Column Stores, Drizzle, Search For

« previous entry | next entry »
Nov. 1st, 2008 | 10:03 am

Last week when I commented on Directions in Database Technology and mentioned " Column stores will continue to evolve". I received a number of comments via IM, Twitter, and email from folks who wanted to know more about column stores (both in how they relate to Drizzle and their usage in general).

Very early on when we started work on Drizzle the plan was to focus web applications. When we looked at cutting features, one of the criteria was "is this needed for web deployment". In many cases we have leaned toward keeping functionality when it was clearly well designed and had a general usefulness. To give an example, ROLLUP for instance is not typically used for web applications, but it is a well written feature that provides us with functionality that we find is handy.

Rollup though is a feature I would typically group in the "Data Analytics" area. Did we keep it?

Yes, because it is useful in a general sense even if you are not doing data analytics (I also find it to be a gem that few MySQL DBAs know).

Early on with Drizzle I tried to discourage innovation outside of the web stack, but that has proven to be futile. The fact is, we provide a micro-kernel, and users will find uses for it. To me the core of what Drizzle is, is the micro-kernel. Anything other then the Micro-kernel is service, and these are required to build solutions. Trying to direct innovation is frankly something I should have known better then to try to do.

The short of this is that we will tackle data analytics in our own manner, and today that means we will eventually adopt a column store. Like map/reduce, column stores are one of the inevitable trends.

In the open source world, this means Infobright right now. If you look at Infobright, which has yet to be well known in open source circles, you see a concrete example of a column store which is well purposed. It is built on top of MySQL, but has its own enhanced parser for data analytics (the basic MySQL/Drizzle optimizer is poorly designed for this sort of work). To really get good performance you have to go the route that Infobright went in replacing the optimizer (the value add for "just an engine" is small, you really do need something more).

At some point I believe we will tackle those types of changes for our optimizer but I don't see the point in it right now. We aren't out to replace SQLite or Postgres, why fill a niche that Infobright already does well?

So then, what is the future of the column store as relates to Drizzle?

I believe the second most important decision we will make long term for engines is going to be which column store we pick up on. I suspect we might even need two.

Why two?

It is obvious that we will need one for data analytics. Using standard OLTP designs for data analytics does not work. This though is not our focus, so it is a long term need, not a short term one.

My interest is in one for shared nothing cloud services (which is in my personal area of interest). The contender for that at the moment looks to be HyperTable, but my opinion there is based on back of the napkin conclusions. We have to do an integration in order to determine if it pans out (and there are attempts right now to do this). There seems to be a number of groups interested in this, so I know it will happen.

• **Task inputs**
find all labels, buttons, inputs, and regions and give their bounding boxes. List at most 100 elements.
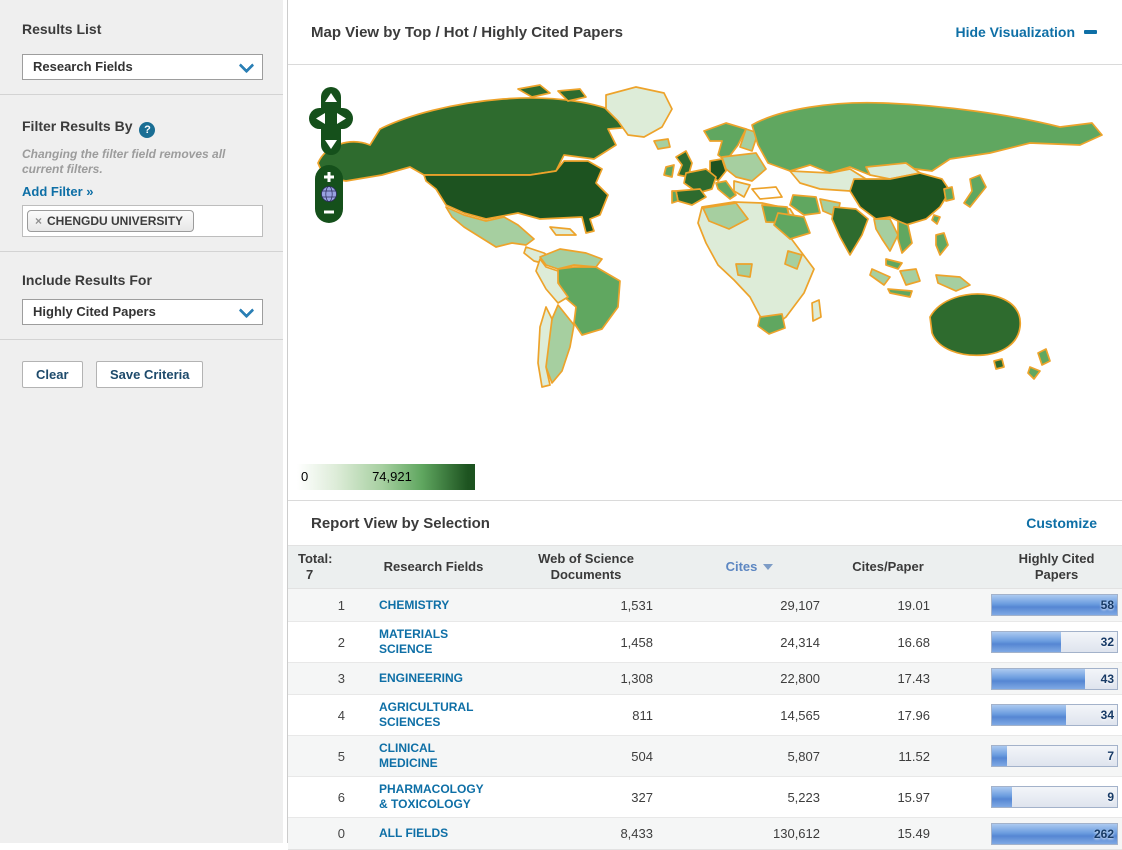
column-header-cites-per-paper[interactable]: Cites/Paper [833,554,943,580]
research-field-link[interactable]: ALL FIELDS [361,821,506,846]
row-cites-per-paper: 15.49 [833,826,943,841]
table-row: 4 AGRICULTURAL SCIENCES 811 14,565 17.96… [288,694,1122,735]
row-wos-documents: 1,531 [506,598,666,613]
map-region-malaysia [886,259,902,269]
globe-icon [322,187,337,202]
map-view-title: Map View by Top / Hot / Highly Cited Pap… [311,24,955,41]
results-list-section: Results List Research Fields [0,0,283,95]
row-cites: 22,800 [666,671,833,686]
map-region-madagascar [812,300,821,321]
row-cites: 5,223 [666,790,833,805]
row-highly-cited-cell: 7 [943,745,1122,767]
research-field-link[interactable]: MATERIALS SCIENCE [361,622,506,662]
include-results-dropdown[interactable]: Highly Cited Papers [22,299,263,325]
row-highly-cited-cell: 58 [943,594,1122,616]
world-map-area[interactable]: 0 74,921 [288,65,1122,500]
hide-visualization-link[interactable]: Hide Visualization [955,24,1097,40]
highly-cited-bar: 7 [991,745,1118,767]
highly-cited-value: 262 [992,824,1117,844]
results-list-selected: Research Fields [33,59,133,74]
map-region-ireland [664,165,674,177]
map-region-sumatra [870,269,890,285]
map-view-header: Map View by Top / Hot / Highly Cited Pap… [288,0,1122,65]
row-cites: 130,612 [666,826,833,841]
map-region-taiwan [932,215,940,224]
research-field-link[interactable]: CLINICAL MEDICINE [361,736,506,776]
map-region-arctic-islands [518,85,550,97]
filter-tag[interactable]: × CHENGDU UNIVERSITY [27,210,194,232]
research-field-link[interactable]: AGRICULTURAL SCIENCES [361,695,506,735]
row-rank: 5 [288,749,361,764]
row-rank: 2 [288,635,361,650]
map-region-iceland [654,139,670,149]
clear-button[interactable]: Clear [22,361,83,388]
map-region-portugal [672,191,678,203]
customize-link[interactable]: Customize [1026,515,1097,531]
map-region-russia [752,103,1102,175]
map-region-spain [676,189,706,205]
highly-cited-bar: 32 [991,631,1118,653]
column-header-highly-cited-papers[interactable]: Highly Cited Papers [943,546,1122,588]
save-criteria-button[interactable]: Save Criteria [96,361,204,388]
filter-tag-label: CHENGDU UNIVERSITY [47,214,183,228]
chevron-down-icon [239,58,255,74]
map-region-turkey [752,187,782,199]
map-pan-control[interactable] [309,87,353,155]
map-region-new-zealand [1038,349,1050,365]
report-view-title: Report View by Selection [311,515,1026,532]
column-header-cites[interactable]: Cites [666,554,833,580]
row-cites-per-paper: 17.43 [833,671,943,686]
row-cites-per-paper: 11.52 [833,749,943,764]
column-header-total: Total: 7 [288,546,361,588]
map-region-eastern-europe [722,153,766,181]
filter-section: Filter Results By? Changing the filter f… [0,95,283,252]
map-region-nigeria [736,264,752,277]
table-row: 0 ALL FIELDS 8,433 130,612 15.49 262 [288,817,1122,849]
report-rows: 1 CHEMISTRY 1,531 29,107 19.01 58 2 MATE… [288,589,1122,850]
legend-max-value: 74,921 [372,469,412,484]
row-cites-per-paper: 17.96 [833,708,943,723]
row-rank: 1 [288,598,361,613]
remove-filter-icon[interactable]: × [35,214,42,228]
row-wos-documents: 811 [506,708,666,723]
table-row: 3 ENGINEERING 1,308 22,800 17.43 43 [288,662,1122,694]
highly-cited-value: 9 [992,787,1117,807]
chevron-down-icon [239,303,255,319]
results-list-dropdown[interactable]: Research Fields [22,54,263,80]
highly-cited-bar: 58 [991,594,1118,616]
row-cites: 5,807 [666,749,833,764]
map-region-philippines [936,233,948,255]
row-cites-per-paper: 15.97 [833,790,943,805]
choropleth-world-map[interactable] [288,65,1122,500]
map-region-thailand [874,219,898,251]
column-header-wos-documents[interactable]: Web of Science Documents [506,546,666,588]
map-region-south-america-north [540,249,602,269]
include-results-selected: Highly Cited Papers [33,304,156,319]
highly-cited-value: 32 [992,632,1117,652]
table-header-row: Total: 7 Research Fields Web of Science … [288,545,1122,589]
row-wos-documents: 327 [506,790,666,805]
research-field-link[interactable]: PHARMACOLOGY & TOXICOLOGY [361,777,506,817]
help-icon[interactable]: ? [139,122,155,138]
highly-cited-value: 43 [992,669,1117,689]
table-row: 6 PHARMACOLOGY & TOXICOLOGY 327 5,223 15… [288,776,1122,817]
row-rank: 6 [288,790,361,805]
column-header-research-fields[interactable]: Research Fields [361,554,506,580]
map-legend: 0 74,921 [297,464,475,490]
main-panel: Map View by Top / Hot / Highly Cited Pap… [287,0,1122,843]
map-zoom-control[interactable] [315,165,343,223]
row-highly-cited-cell: 262 [943,823,1122,845]
map-region-south-korea [944,187,954,201]
add-filter-link[interactable]: Add Filter » [22,184,94,199]
row-wos-documents: 1,308 [506,671,666,686]
research-field-link[interactable]: ENGINEERING [361,666,506,691]
minus-icon [1084,30,1097,34]
highly-cited-bar: 262 [991,823,1118,845]
map-region-japan [964,175,986,207]
row-wos-documents: 504 [506,749,666,764]
include-results-heading: Include Results For [22,252,263,288]
results-list-heading: Results List [22,0,263,37]
research-field-link[interactable]: CHEMISTRY [361,593,506,618]
include-results-section: Include Results For Highly Cited Papers [0,252,283,340]
row-cites: 14,565 [666,708,833,723]
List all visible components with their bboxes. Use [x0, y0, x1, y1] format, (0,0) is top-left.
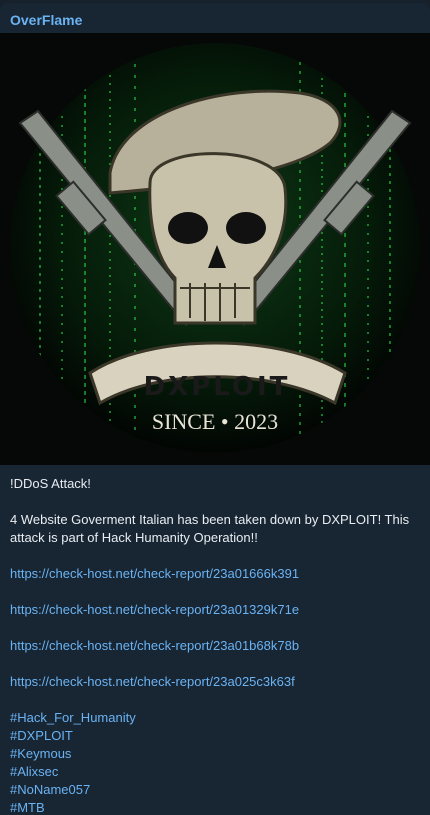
check-host-link-3[interactable]: https://check-host.net/check-report/23a0…: [10, 637, 422, 655]
message-bubble: OverFlame DXPLOIT SINCE • 2023 !DDoS Att…: [0, 3, 430, 815]
banner-text: DXPLOIT: [144, 372, 291, 402]
skull-logo-image: DXPLOIT SINCE • 2023: [0, 33, 430, 465]
sender-name[interactable]: OverFlame: [10, 12, 82, 28]
hashtag-hack-for-humanity[interactable]: #Hack_For_Humanity: [10, 709, 422, 727]
check-host-link-4[interactable]: https://check-host.net/check-report/23a0…: [10, 673, 422, 691]
hashtag-noname057[interactable]: #NoName057: [10, 781, 422, 799]
check-host-link-2[interactable]: https://check-host.net/check-report/23a0…: [10, 601, 422, 619]
message-body: 4 Website Goverment Italian has been tak…: [10, 512, 410, 545]
hashtag-mtb[interactable]: #MTB: [10, 799, 422, 815]
hashtag-alixsec[interactable]: #Alixsec: [10, 763, 422, 781]
hashtag-dxploit[interactable]: #DXPLOIT: [10, 727, 422, 745]
message-title: !DDoS Attack!: [10, 476, 91, 491]
check-host-link-1[interactable]: https://check-host.net/check-report/23a0…: [10, 565, 422, 583]
message-image[interactable]: DXPLOIT SINCE • 2023: [0, 33, 430, 465]
since-text: SINCE • 2023: [152, 409, 278, 434]
hashtag-keymous[interactable]: #Keymous: [10, 745, 422, 763]
message-text: !DDoS Attack! 4 Website Goverment Italia…: [10, 475, 422, 815]
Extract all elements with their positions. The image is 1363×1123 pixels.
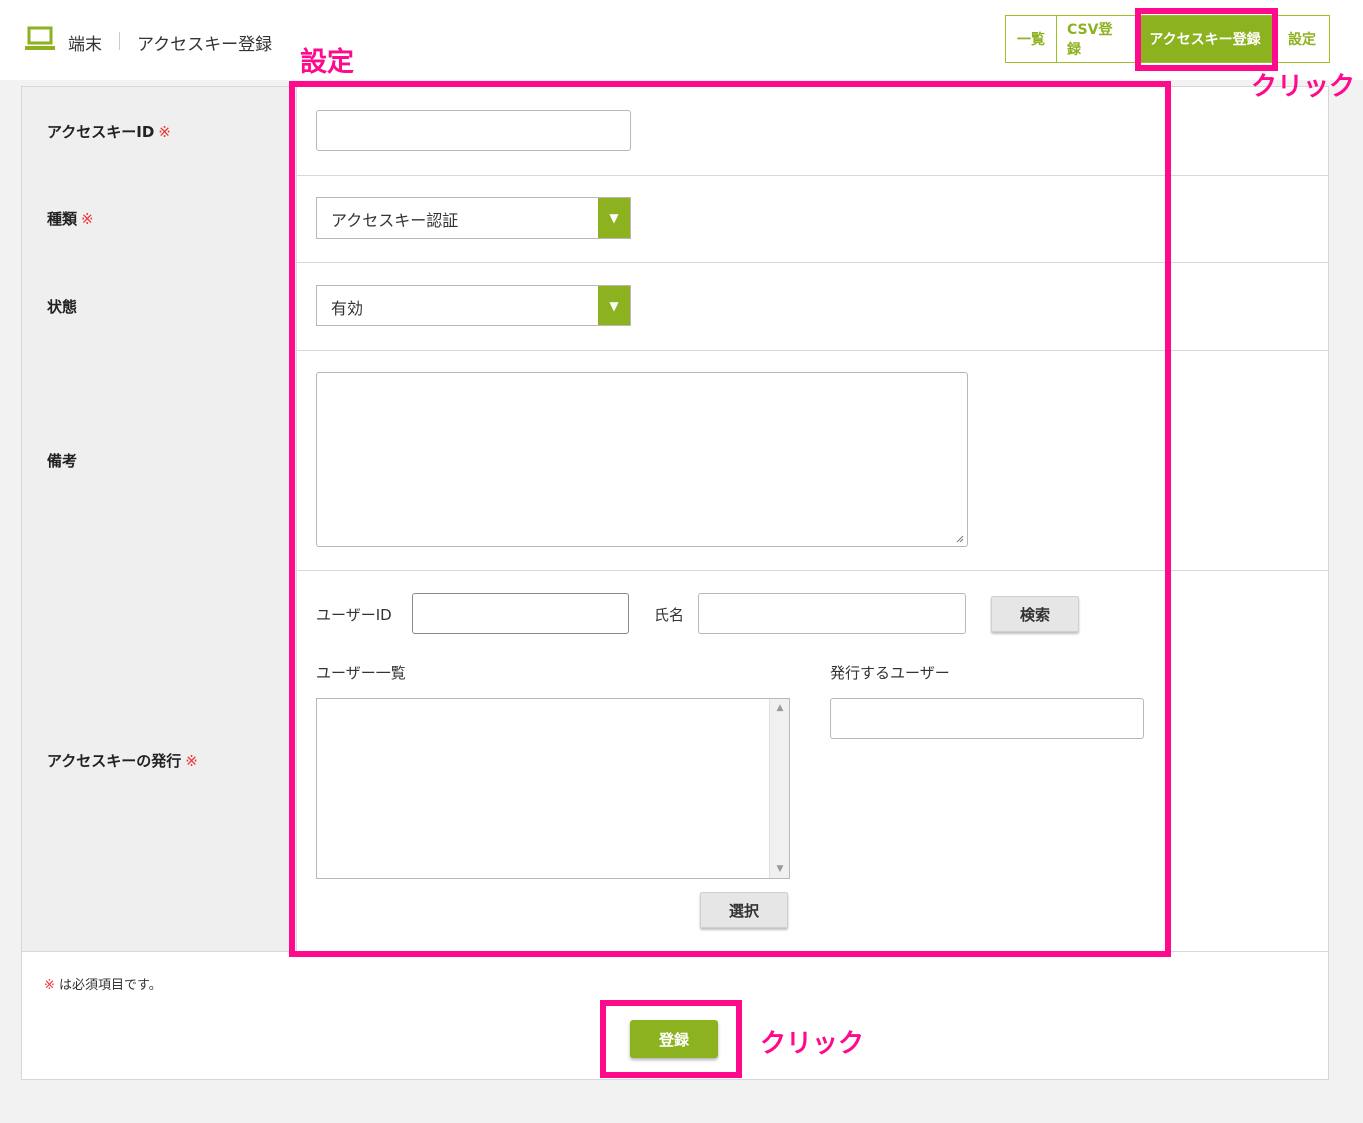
register-highlight-box [600,1000,742,1078]
tab-settings[interactable]: 設定 [1274,15,1330,63]
required-note-text: は必須項目です。 [54,978,162,993]
tab-csv-register[interactable]: CSV登録 [1056,15,1136,63]
tab-list[interactable]: 一覧 [1005,15,1057,63]
settings-annotation: 設定 [300,47,354,78]
required-mark: ※ [158,123,171,141]
access-key-id-label: アクセスキーID [47,123,155,141]
click-register-annotation: クリック [760,1029,865,1059]
issue-label: アクセスキーの発行 [47,752,182,770]
status-label: 状態 [47,298,78,316]
required-note: ※ は必須項目です。 [44,974,162,993]
breadcrumb-section[interactable]: 端末 [68,30,102,55]
settings-highlight-box [289,81,1171,957]
remarks-label: 備考 [47,452,78,470]
page-title: アクセスキー登録 [137,35,273,55]
click-tab-annotation: クリック [1251,72,1356,102]
tab-highlight-box [1135,8,1278,71]
required-note-mark: ※ [44,978,55,993]
breadcrumb-divider [119,32,120,50]
required-mark: ※ [81,210,94,228]
laptop-icon [25,26,55,50]
type-label: 種類 [47,210,78,228]
required-mark: ※ [185,752,198,770]
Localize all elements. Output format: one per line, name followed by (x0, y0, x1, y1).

• **Problems to work on**
**a)** Reproduce the part of the column stores and Drizzle post running from "Early on with" down to "the inevitable trends.".
**b)** In the records, rewrite everything from the line containing "register-highlight-box [600,1000,742,1078]" down to the line containing "click-register-annotation: クリック [760,1029,865,1059]" with "required-mark" swapped for "mandatory-mark", leaving all else as it is, and return only those lines.
The post and the records have nothing to do with each other.

• **Complete answers**
**a)**
Early on with Drizzle I tried to discourage innovation outside of the web stack, but that has proven to be futile. The fact is, we provide a micro-kernel, and users will find uses for it. To me the core of what Drizzle is, is the micro-kernel. Anything other then the Micro-kernel is service, and these are required to build solutions. Trying to direct innovation is frankly something I should have known better then to try to do.

The short of this is that we will tackle data analytics in our own manner, and today that means we will eventually adopt a column store. Like map/reduce, column stores are one of the inevitable trends.

**b)**
register-highlight-box [600,1000,742,1078]
tab-settings[interactable]: 設定 [1274,15,1330,63]
required-note-text: は必須項目です。 [54,978,162,993]
tab-csv-register[interactable]: CSV登録 [1056,15,1136,63]
tab-list[interactable]: 一覧 [1005,15,1057,63]
settings-annotation: 設定 [300,47,354,78]
mandatory-mark: ※ [158,123,171,141]
access-key-id-label: アクセスキーID [47,123,155,141]
click-register-annotation: クリック [760,1029,865,1059]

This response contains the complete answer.